DIRECTIONS FOR THIS TASK:
Could every entry be set down once more, exactly as given?

DATA IN THIS EXERCISE section start

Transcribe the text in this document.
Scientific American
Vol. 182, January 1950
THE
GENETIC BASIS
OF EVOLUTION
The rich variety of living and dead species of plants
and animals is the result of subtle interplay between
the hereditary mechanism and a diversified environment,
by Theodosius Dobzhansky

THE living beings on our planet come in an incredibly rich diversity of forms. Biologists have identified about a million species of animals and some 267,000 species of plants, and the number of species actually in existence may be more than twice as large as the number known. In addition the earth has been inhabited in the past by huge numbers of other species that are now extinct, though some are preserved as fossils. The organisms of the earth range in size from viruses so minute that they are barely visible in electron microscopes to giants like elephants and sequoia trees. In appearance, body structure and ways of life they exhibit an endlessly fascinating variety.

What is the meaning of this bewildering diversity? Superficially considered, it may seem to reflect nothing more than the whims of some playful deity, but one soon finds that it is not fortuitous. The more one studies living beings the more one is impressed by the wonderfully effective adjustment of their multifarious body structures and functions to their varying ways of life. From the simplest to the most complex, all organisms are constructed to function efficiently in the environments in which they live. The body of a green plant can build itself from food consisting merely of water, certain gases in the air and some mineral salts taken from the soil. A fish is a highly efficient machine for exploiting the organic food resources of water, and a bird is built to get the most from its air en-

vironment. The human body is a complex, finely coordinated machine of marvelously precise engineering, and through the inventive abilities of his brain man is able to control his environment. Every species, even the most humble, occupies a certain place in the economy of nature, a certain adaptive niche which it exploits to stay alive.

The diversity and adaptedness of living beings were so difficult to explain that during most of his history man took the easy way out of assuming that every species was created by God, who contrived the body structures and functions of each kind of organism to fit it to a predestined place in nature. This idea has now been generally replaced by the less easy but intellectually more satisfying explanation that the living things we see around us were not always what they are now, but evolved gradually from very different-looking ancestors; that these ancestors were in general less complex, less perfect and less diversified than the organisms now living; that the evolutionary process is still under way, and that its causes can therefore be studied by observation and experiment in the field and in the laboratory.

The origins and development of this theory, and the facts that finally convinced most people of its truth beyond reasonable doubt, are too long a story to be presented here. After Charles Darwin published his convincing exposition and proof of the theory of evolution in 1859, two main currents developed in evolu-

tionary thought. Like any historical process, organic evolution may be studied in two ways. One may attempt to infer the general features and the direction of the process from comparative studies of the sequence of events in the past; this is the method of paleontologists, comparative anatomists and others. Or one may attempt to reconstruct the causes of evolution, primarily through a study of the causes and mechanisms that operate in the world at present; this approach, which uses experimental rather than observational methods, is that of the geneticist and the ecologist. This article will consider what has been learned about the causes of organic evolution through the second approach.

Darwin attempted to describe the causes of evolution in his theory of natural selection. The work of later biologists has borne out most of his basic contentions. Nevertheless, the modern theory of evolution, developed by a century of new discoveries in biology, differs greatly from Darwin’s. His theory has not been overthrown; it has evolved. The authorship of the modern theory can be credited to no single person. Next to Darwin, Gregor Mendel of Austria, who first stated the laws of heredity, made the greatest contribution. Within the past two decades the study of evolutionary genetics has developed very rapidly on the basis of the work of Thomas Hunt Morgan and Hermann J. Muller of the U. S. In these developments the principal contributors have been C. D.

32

DATA IN THIS EXERCISE section end

FINAL ANSWER:
Transcribe the text in this document.
Scientific American
Vol. 182, January 1950
THE
GENETIC BASIS
OF EVOLUTION
The rich variety of living and dead species of plants
and animals is the result of subtle interplay between
the hereditary mechanism and a diversified environment,
by Theodosius Dobzhansky

THE living beings on our planet come in an incredibly rich diversity of forms. Biologists have identified about a million species of animals and some 267,000 species of plants, and the number of species actually in existence may be more than twice as large as the number known. In addition the earth has been inhabited in the past by huge numbers of other species that are now extinct, though some are preserved as fossils. The organisms of the earth range in size from viruses so minute that they are barely visible in electron microscopes to giants like elephants and sequoia trees. In appearance, body structure and ways of life they exhibit an endlessly fascinating variety.

What is the meaning of this bewildering diversity? Superficially considered, it may seem to reflect nothing more than the whims of some playful deity, but one soon finds that it is not fortuitous. The more one studies living beings the more one is impressed by the wonderfully effective adjustment of their multifarious body structures and functions to their varying ways of life. From the simplest to the most complex, all organisms are constructed to function efficiently in the environments in which they live. The body of a green plant can build itself from food consisting merely of water, certain gases in the air and some mineral salts taken from the soil. A fish is a highly efficient machine for exploiting the organic food resources of water, and a bird is built to get the most from its air en-

vironment. The human body is a complex, finely coordinated machine of marvelously precise engineering, and through the inventive abilities of his brain man is able to control his environment. Every species, even the most humble, occupies a certain place in the economy of nature, a certain adaptive niche which it exploits to stay alive.

The diversity and adaptedness of living beings were so difficult to explain that during most of his history man took the easy way out of assuming that every species was created by God, who contrived the body structures and functions of each kind of organism to fit it to a predestined place in nature. This idea has now been generally replaced by the less easy but intellectually more satisfying explanation that the living things we see around us were not always what they are now, but evolved gradually from very different-looking ancestors; that these ancestors were in general less complex, less perfect and less diversified than the organisms now living; that the evolutionary process is still under way, and that its causes can therefore be studied by observation and experiment in the field and in the laboratory.

The origins and development of this theory, and the facts that finally convinced most people of its truth beyond reasonable doubt, are too long a story to be presented here. After Charles Darwin published his convincing exposition and proof of the theory of evolution in 1859, two main currents developed in evolu-

tionary thought. Like any historical process, organic evolution may be studied in two ways. One may attempt to infer the general features and the direction of the process from comparative studies of the sequence of events in the past; this is the method of paleontologists, comparative anatomists and others. Or one may attempt to reconstruct the causes of evolution, primarily through a study of the causes and mechanisms that operate in the world at present; this approach, which uses experimental rather than observational methods, is that of the geneticist and the ecologist. This article will consider what has been learned about the causes of organic evolution through the second approach.

Darwin attempted to describe the causes of evolution in his theory of natural selection. The work of later biologists has borne out most of his basic contentions. Nevertheless, the modern theory of evolution, developed by a century of new discoveries in biology, differs greatly from Darwin’s. His theory has not been overthrown; it has evolved. The authorship of the modern theory can be credited to no single person. Next to Darwin, Gregor Mendel of Austria, who first stated the laws of heredity, made the greatest contribution. Within the past two decades the study of evolutionary genetics has developed very rapidly on the basis of the work of Thomas Hunt Morgan and Hermann J. Muller of the U. S. In these developments the principal contributors have been C. D.

32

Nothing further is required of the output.